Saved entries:
+ + + + + + +
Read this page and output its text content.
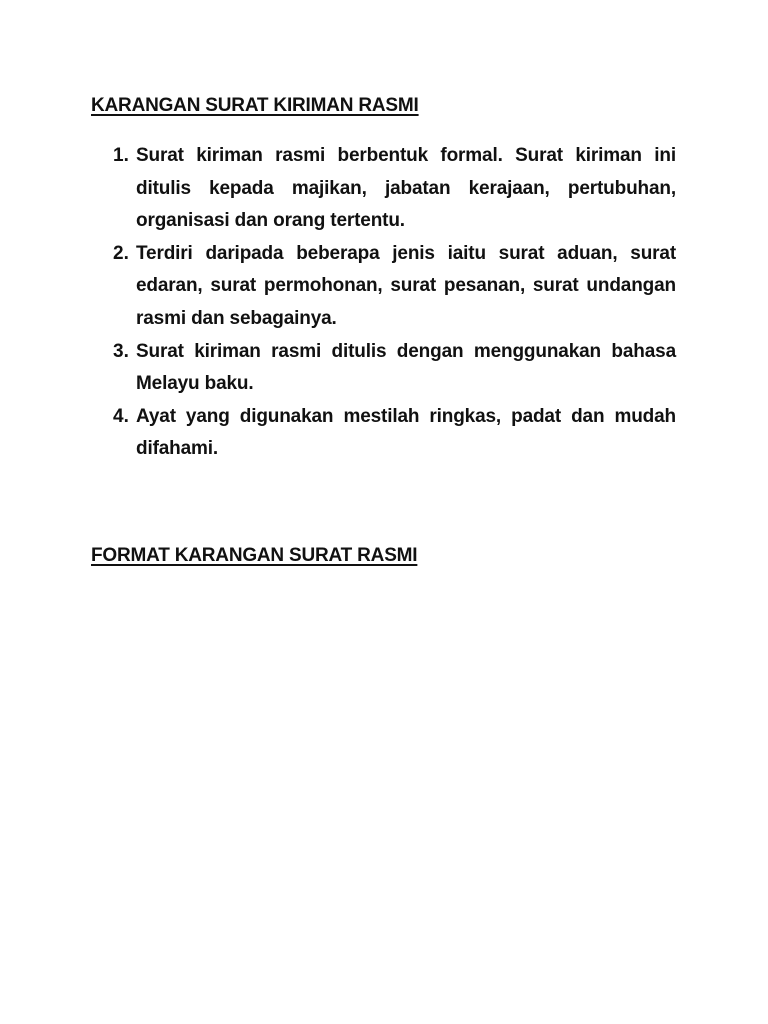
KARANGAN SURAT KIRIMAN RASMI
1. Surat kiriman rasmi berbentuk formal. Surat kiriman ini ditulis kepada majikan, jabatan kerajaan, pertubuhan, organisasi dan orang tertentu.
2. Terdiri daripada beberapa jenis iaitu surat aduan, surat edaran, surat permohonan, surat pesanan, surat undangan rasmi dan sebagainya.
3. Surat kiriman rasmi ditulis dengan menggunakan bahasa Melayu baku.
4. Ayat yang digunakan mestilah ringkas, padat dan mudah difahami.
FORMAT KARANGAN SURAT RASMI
+ + + + + + +
AIM » Omit the images and transcribe all of the records above word for word.

THE RESULT »
Read this page and output its text content.
KARANGAN SURAT KIRIMAN RASMI
1. Surat kiriman rasmi berbentuk formal. Surat kiriman ini ditulis kepada majikan, jabatan kerajaan, pertubuhan, organisasi dan orang tertentu.
2. Terdiri daripada beberapa jenis iaitu surat aduan, surat edaran, surat permohonan, surat pesanan, surat undangan rasmi dan sebagainya.
3. Surat kiriman rasmi ditulis dengan menggunakan bahasa Melayu baku.
4. Ayat yang digunakan mestilah ringkas, padat dan mudah difahami.
FORMAT KARANGAN SURAT RASMI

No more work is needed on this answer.